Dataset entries

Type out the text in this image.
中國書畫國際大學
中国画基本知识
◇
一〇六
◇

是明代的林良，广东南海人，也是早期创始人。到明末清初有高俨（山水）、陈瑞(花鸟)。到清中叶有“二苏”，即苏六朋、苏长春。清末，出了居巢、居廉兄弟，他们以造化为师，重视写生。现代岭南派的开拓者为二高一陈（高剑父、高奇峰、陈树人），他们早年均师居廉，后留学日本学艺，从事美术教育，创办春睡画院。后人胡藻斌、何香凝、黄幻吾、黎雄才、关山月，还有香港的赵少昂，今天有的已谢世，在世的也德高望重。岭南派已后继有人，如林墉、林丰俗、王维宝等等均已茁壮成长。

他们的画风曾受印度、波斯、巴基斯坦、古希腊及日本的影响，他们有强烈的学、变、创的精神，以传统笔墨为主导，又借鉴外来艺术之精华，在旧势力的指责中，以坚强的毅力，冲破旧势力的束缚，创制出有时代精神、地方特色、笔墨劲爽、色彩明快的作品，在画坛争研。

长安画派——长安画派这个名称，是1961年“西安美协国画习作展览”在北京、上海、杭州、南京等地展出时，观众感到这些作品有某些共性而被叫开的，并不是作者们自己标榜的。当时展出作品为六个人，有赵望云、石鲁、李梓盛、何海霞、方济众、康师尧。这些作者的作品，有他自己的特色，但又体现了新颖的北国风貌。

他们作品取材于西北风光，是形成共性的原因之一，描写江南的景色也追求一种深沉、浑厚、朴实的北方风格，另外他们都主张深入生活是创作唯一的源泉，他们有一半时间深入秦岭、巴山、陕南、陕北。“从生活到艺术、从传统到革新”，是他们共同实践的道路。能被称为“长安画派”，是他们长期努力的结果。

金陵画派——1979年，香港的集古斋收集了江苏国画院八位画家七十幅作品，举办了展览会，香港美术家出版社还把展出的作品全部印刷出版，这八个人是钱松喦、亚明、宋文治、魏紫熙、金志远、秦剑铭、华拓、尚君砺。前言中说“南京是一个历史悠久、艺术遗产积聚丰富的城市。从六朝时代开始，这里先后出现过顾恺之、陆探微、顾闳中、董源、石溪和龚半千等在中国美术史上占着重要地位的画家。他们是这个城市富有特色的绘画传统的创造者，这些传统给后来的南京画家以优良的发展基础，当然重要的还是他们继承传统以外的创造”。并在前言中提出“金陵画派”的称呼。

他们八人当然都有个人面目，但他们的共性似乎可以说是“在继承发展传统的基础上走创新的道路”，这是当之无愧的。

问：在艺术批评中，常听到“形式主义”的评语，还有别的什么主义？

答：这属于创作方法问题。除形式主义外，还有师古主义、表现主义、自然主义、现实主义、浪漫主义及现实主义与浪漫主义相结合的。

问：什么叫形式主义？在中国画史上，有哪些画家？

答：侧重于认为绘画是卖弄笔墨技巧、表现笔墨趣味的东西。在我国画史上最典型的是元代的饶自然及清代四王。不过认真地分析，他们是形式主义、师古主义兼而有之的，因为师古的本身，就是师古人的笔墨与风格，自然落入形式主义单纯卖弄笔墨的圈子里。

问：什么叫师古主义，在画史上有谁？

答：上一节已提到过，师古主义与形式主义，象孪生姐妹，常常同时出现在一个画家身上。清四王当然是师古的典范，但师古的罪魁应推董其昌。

YOUR INSTRUCTIONS:
Identify every line above that includes the word "长安画派", and show those lines.

OUTPUT:
长安画派——长安画派这个名称，是1961年“西安美协国画习作展览”在北京、上海、杭州、南京等地展出时，观众感到这些作品有某些共性而被叫开的，并不是作者们自己标榜的。当时展出作品为六个人，有赵望云、石鲁、李梓盛、何海霞、方济众、康师尧。这些作者的作品，有他自己的特色，但又体现了新颖的北国风貌。
他们作品取材于西北风光，是形成共性的原因之一，描写江南的景色也追求一种深沉、浑厚、朴实的北方风格，另外他们都主张深入生活是创作唯一的源泉，他们有一半时间深入秦岭、巴山、陕南、陕北。“从生活到艺术、从传统到革新”，是他们共同实践的道路。能被称为“长安画派”，是他们长期努力的结果。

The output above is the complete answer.